Data items
###

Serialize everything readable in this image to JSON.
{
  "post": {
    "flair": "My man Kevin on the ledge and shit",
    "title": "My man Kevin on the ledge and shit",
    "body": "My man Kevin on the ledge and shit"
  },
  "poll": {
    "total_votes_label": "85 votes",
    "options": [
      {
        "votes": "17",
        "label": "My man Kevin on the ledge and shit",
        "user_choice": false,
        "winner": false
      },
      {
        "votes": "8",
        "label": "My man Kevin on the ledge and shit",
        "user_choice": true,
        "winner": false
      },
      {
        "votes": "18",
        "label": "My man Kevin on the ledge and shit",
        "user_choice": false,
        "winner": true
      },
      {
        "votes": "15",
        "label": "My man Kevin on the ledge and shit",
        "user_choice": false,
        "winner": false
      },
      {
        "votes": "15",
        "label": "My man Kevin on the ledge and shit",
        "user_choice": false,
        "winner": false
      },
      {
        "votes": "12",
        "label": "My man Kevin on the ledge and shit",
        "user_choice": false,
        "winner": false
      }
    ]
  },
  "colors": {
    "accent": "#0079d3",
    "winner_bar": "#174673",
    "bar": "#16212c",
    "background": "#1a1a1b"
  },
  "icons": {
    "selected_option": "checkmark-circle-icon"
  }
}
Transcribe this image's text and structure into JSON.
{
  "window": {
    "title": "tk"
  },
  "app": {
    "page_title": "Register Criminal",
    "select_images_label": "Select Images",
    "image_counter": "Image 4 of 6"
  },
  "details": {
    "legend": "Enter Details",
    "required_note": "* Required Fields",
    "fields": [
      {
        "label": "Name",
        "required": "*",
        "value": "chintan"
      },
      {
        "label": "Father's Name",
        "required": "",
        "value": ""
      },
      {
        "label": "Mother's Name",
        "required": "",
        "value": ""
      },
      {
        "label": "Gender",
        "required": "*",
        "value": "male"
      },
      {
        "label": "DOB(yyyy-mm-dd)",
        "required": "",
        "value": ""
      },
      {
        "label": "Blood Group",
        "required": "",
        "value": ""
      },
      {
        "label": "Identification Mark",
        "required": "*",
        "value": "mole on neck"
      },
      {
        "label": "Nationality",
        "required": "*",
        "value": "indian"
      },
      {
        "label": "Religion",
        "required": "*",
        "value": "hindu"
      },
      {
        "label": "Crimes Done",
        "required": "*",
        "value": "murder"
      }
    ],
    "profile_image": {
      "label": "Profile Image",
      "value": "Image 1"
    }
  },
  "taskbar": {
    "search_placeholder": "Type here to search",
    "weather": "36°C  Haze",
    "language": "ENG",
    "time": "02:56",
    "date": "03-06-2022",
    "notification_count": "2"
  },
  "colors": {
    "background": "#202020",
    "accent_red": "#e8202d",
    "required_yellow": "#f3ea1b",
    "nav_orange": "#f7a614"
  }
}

###

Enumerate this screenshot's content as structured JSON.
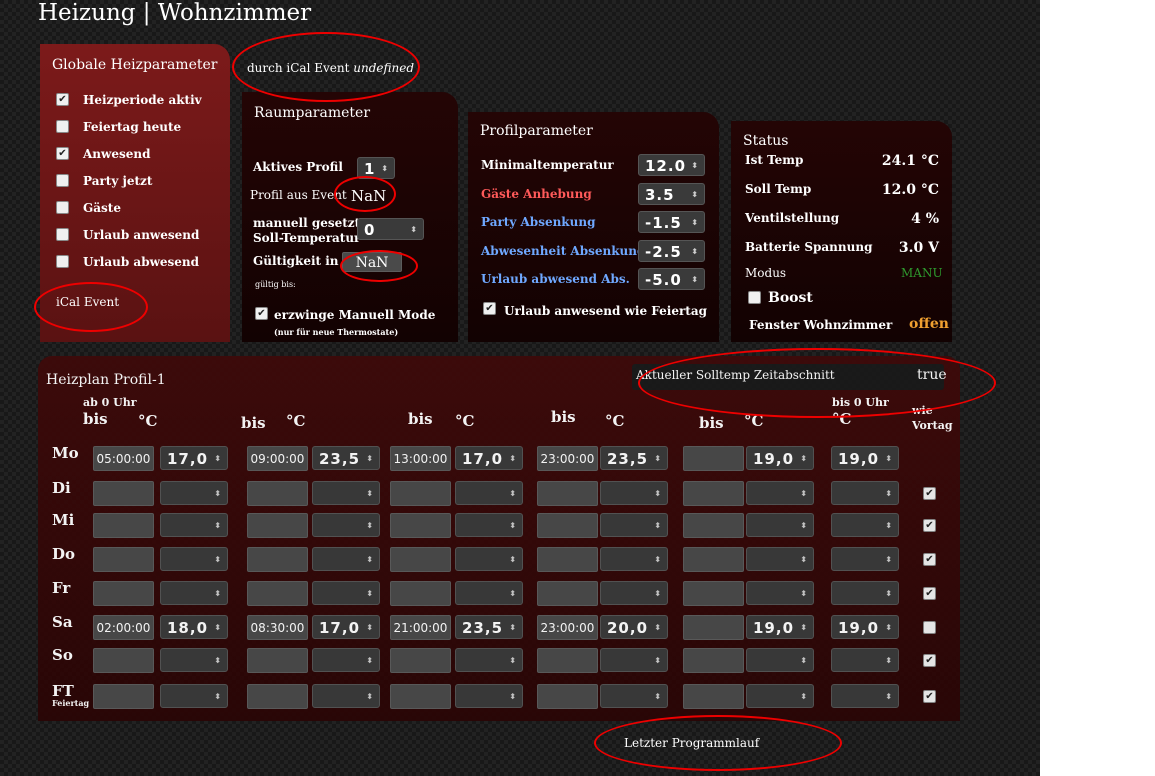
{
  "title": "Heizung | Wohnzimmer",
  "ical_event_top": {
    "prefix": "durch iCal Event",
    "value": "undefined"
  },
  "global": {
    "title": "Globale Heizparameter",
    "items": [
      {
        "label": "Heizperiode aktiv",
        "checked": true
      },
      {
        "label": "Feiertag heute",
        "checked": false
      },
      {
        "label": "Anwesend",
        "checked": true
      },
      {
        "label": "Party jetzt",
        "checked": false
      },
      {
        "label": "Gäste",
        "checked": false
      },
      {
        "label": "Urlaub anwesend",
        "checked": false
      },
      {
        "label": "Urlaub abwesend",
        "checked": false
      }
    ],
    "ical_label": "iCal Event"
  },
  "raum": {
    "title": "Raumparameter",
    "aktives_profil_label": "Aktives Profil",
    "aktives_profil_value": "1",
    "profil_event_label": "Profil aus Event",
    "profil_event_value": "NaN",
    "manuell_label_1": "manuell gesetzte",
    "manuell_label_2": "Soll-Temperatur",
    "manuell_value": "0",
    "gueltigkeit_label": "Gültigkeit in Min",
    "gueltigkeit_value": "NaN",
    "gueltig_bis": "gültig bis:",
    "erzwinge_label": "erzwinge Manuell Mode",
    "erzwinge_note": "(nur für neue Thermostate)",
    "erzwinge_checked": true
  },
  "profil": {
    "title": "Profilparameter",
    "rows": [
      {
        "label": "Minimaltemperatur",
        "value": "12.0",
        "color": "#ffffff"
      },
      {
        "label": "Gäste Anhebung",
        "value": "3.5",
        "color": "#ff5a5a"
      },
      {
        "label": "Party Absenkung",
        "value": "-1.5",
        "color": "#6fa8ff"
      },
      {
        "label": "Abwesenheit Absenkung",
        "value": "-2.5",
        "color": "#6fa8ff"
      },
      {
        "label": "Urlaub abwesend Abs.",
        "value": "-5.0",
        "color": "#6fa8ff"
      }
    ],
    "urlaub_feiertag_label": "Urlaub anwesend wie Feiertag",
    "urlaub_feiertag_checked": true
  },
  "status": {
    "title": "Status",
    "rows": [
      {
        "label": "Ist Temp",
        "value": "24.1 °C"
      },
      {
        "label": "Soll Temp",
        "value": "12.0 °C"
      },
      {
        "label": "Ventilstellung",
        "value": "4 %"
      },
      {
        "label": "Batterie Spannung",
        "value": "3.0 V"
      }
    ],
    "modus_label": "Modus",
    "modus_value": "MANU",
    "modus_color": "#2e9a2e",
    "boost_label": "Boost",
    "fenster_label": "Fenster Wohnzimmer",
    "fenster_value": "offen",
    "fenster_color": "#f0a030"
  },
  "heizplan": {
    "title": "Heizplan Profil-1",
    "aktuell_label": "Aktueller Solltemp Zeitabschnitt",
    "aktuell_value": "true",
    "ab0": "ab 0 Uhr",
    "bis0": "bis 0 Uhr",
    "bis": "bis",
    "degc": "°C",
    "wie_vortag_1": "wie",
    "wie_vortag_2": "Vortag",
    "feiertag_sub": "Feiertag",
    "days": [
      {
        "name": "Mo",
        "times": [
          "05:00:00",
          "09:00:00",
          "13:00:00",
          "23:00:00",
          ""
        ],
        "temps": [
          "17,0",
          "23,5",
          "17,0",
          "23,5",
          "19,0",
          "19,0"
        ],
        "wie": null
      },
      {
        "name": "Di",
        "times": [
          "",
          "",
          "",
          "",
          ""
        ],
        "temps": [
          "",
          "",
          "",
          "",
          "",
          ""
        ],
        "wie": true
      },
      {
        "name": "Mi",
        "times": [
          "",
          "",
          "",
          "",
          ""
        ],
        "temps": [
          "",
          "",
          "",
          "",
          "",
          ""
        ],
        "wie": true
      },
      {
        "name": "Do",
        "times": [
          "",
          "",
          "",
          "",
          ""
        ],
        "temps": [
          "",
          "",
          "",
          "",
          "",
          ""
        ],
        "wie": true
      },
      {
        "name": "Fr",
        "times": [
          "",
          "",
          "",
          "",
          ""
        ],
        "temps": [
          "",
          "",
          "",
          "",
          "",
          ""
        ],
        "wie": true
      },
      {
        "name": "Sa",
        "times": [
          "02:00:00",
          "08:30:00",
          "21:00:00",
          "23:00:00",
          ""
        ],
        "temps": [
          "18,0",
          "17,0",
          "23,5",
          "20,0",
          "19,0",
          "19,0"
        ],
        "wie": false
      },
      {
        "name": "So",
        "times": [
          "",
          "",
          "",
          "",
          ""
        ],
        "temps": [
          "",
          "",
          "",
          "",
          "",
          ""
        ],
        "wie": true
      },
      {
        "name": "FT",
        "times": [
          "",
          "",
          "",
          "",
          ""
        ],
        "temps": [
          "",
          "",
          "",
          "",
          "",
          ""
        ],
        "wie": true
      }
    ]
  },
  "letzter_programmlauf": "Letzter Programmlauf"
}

###

▶ **SHORT TASK**: Identify the lines of the data that contain the word "Party". Copy each of them.

▶ **FINAL RESULT**:
        "label": "Party jetzt",
        "label": "Party Absenkung",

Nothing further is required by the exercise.